• [ENTRIES SUPPLIED]:
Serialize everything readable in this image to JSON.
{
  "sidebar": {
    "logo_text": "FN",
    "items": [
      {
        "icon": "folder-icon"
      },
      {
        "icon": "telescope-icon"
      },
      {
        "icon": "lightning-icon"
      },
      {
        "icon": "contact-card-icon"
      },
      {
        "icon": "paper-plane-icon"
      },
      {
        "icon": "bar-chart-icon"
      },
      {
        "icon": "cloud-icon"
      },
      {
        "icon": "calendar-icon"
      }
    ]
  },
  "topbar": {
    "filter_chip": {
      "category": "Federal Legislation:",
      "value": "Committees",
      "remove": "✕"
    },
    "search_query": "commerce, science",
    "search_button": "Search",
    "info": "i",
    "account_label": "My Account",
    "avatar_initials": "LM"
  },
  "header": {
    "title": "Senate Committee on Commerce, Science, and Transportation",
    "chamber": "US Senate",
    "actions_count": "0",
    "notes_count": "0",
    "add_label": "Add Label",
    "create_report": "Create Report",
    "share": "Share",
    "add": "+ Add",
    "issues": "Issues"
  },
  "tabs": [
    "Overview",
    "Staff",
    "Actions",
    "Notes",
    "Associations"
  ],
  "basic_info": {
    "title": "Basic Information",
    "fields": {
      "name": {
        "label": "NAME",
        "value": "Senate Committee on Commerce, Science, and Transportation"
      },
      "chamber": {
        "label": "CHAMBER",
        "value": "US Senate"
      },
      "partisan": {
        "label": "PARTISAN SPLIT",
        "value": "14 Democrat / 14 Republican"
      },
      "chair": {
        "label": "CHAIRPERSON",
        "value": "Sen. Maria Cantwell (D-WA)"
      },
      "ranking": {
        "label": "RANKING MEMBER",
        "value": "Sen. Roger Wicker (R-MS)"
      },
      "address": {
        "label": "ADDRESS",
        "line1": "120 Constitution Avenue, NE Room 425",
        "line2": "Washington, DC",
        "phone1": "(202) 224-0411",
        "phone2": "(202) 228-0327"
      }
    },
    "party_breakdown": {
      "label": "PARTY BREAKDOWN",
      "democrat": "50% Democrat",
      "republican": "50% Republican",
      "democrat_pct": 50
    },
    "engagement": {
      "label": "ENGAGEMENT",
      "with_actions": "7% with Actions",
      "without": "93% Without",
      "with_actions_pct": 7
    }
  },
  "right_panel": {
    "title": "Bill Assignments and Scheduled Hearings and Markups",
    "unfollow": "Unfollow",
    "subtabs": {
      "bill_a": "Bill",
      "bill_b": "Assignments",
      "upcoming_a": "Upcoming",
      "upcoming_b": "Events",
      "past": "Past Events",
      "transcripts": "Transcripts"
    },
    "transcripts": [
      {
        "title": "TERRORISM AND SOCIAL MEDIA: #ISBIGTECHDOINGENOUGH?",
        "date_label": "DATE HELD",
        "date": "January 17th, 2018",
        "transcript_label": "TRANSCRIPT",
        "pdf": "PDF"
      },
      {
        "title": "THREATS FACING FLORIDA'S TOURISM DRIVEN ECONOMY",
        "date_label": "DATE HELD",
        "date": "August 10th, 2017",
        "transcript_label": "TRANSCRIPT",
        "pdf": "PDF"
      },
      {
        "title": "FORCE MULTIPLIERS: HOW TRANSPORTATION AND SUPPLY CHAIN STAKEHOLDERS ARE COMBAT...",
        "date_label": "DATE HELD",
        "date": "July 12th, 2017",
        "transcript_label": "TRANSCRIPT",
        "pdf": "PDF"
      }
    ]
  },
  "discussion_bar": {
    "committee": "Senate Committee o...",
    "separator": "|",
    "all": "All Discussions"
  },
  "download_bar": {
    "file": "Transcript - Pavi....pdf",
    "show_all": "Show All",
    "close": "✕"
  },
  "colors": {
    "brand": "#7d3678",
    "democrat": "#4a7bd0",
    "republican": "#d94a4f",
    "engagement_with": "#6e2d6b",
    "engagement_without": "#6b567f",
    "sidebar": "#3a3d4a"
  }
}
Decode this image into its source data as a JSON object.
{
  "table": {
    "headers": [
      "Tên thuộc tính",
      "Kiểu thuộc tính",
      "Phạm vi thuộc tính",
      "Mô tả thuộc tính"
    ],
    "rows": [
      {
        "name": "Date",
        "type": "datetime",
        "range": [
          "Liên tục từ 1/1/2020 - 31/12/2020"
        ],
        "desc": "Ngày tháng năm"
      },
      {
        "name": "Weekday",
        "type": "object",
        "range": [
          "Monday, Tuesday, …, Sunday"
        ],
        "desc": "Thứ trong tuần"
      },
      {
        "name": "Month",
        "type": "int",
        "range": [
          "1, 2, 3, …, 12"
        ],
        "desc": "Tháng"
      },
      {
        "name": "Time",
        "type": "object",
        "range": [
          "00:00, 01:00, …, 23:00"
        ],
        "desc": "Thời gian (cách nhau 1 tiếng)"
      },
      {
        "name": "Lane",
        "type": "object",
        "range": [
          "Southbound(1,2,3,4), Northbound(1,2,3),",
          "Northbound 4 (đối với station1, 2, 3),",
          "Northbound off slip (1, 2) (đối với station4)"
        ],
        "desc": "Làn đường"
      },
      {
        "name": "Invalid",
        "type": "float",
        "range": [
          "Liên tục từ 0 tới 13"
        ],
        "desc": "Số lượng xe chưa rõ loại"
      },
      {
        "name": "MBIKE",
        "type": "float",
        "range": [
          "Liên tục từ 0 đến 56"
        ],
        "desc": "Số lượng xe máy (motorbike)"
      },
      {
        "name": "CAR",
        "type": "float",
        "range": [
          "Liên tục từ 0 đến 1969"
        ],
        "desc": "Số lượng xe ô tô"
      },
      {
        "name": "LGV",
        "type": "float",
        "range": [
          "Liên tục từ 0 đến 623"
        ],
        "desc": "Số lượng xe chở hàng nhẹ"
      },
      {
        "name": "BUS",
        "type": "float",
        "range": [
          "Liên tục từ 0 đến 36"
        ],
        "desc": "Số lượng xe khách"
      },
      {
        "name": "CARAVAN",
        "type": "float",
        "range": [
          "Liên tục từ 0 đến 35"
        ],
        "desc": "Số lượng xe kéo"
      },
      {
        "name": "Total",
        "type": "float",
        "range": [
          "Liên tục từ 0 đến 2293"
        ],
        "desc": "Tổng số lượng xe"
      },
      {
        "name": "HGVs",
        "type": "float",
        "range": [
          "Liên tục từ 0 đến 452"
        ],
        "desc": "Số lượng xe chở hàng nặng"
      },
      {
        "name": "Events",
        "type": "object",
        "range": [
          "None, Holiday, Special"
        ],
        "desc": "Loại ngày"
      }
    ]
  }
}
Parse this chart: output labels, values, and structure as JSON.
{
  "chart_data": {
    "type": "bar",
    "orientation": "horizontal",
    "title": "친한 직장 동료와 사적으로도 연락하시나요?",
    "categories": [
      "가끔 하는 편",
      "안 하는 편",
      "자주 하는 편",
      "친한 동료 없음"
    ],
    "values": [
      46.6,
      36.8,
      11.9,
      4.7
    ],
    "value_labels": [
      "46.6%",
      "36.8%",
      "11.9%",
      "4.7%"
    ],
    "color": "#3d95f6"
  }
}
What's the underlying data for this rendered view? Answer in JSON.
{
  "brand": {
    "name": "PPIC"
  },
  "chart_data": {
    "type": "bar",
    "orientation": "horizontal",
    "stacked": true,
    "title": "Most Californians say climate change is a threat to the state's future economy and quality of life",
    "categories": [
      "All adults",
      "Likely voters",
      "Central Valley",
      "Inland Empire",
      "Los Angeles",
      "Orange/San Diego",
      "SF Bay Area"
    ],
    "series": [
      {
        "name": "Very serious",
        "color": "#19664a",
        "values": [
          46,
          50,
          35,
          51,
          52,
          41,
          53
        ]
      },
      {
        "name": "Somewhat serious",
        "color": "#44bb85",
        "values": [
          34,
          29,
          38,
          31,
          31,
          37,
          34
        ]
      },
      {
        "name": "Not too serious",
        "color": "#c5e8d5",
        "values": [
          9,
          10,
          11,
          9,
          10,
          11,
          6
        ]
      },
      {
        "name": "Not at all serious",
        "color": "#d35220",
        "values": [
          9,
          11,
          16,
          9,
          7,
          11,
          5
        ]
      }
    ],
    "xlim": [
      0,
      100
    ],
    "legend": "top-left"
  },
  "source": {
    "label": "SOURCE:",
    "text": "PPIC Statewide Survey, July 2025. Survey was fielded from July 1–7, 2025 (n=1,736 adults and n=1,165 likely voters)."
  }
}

• [SET EXERCISE]: From the records above, pull out every line containing the word "this".

• [COMPLETED EXERCISE]:
Serialize everything readable in this image to JSON.
Decode this image into its source data as a JSON object.
Parse this chart: output labels, values, and structure as JSON.
What's the underlying data for this rendered view? Answer in JSON.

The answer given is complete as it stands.